··· DATA ENTRIES ···

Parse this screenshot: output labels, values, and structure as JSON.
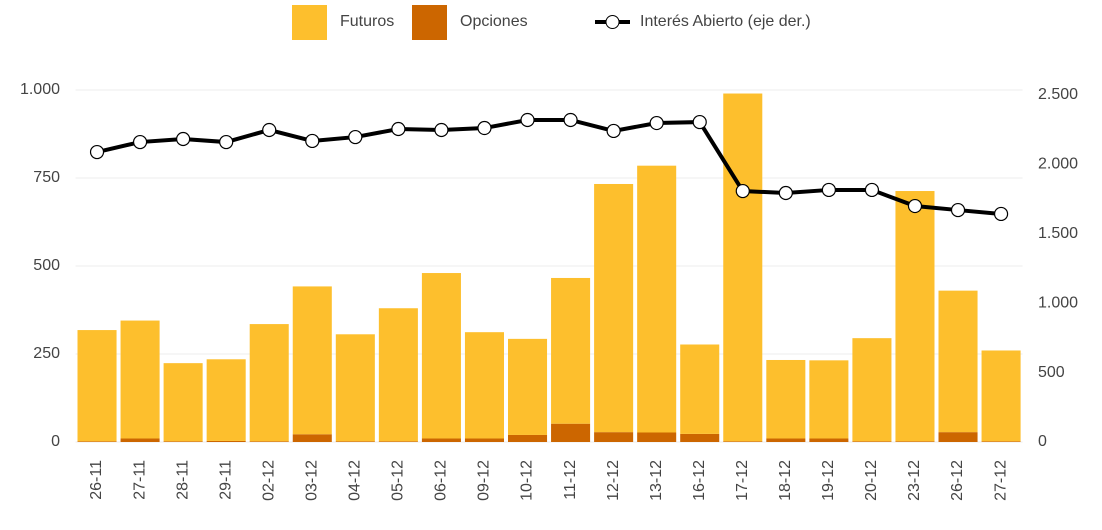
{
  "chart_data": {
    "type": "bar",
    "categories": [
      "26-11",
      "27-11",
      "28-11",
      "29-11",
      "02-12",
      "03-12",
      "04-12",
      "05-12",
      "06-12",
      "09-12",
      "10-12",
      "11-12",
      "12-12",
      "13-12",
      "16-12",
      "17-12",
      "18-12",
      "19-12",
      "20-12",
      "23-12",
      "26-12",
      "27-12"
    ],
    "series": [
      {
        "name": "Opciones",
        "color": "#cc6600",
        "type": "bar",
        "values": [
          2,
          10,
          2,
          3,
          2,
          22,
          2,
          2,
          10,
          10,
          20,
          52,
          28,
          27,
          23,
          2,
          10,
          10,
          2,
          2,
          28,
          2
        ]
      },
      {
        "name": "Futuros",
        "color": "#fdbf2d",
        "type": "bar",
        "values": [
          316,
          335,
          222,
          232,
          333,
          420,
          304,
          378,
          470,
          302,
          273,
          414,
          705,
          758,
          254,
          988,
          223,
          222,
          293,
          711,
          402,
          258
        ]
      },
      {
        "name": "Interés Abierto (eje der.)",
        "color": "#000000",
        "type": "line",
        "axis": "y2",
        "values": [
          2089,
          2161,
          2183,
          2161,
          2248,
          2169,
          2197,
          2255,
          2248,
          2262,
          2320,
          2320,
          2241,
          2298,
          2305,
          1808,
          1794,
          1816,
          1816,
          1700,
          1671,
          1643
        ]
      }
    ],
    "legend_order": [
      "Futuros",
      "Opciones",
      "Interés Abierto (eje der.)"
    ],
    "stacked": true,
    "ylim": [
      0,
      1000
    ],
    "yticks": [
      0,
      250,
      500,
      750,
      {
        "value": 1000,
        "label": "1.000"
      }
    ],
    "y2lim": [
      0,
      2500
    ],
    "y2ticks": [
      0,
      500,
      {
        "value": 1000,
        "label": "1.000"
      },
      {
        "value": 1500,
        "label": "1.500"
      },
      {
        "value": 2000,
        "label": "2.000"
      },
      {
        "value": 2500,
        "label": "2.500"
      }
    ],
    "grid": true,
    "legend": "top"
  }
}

···

→ **WHAT TO DO**
Return all the entries word for word, but omit any pictures they contain.

→ **SOLUTION**
Parse this screenshot: output labels, values, and structure as JSON.
{
  "chart_data": {
    "type": "bar",
    "categories": [
      "26-11",
      "27-11",
      "28-11",
      "29-11",
      "02-12",
      "03-12",
      "04-12",
      "05-12",
      "06-12",
      "09-12",
      "10-12",
      "11-12",
      "12-12",
      "13-12",
      "16-12",
      "17-12",
      "18-12",
      "19-12",
      "20-12",
      "23-12",
      "26-12",
      "27-12"
    ],
    "series": [
      {
        "name": "Opciones",
        "color": "#cc6600",
        "type": "bar",
        "values": [
          2,
          10,
          2,
          3,
          2,
          22,
          2,
          2,
          10,
          10,
          20,
          52,
          28,
          27,
          23,
          2,
          10,
          10,
          2,
          2,
          28,
          2
        ]
      },
      {
        "name": "Futuros",
        "color": "#fdbf2d",
        "type": "bar",
        "values": [
          316,
          335,
          222,
          232,
          333,
          420,
          304,
          378,
          470,
          302,
          273,
          414,
          705,
          758,
          254,
          988,
          223,
          222,
          293,
          711,
          402,
          258
        ]
      },
      {
        "name": "Interés Abierto (eje der.)",
        "color": "#000000",
        "type": "line",
        "axis": "y2",
        "values": [
          2089,
          2161,
          2183,
          2161,
          2248,
          2169,
          2197,
          2255,
          2248,
          2262,
          2320,
          2320,
          2241,
          2298,
          2305,
          1808,
          1794,
          1816,
          1816,
          1700,
          1671,
          1643
        ]
      }
    ],
    "legend_order": [
      "Futuros",
      "Opciones",
      "Interés Abierto (eje der.)"
    ],
    "stacked": true,
    "ylim": [
      0,
      1000
    ],
    "yticks": [
      0,
      250,
      500,
      750,
      {
        "value": 1000,
        "label": "1.000"
      }
    ],
    "y2lim": [
      0,
      2500
    ],
    "y2ticks": [
      0,
      500,
      {
        "value": 1000,
        "label": "1.000"
      },
      {
        "value": 1500,
        "label": "1.500"
      },
      {
        "value": 2000,
        "label": "2.000"
      },
      {
        "value": 2500,
        "label": "2.500"
      }
    ],
    "grid": true,
    "legend": "top"
  }
}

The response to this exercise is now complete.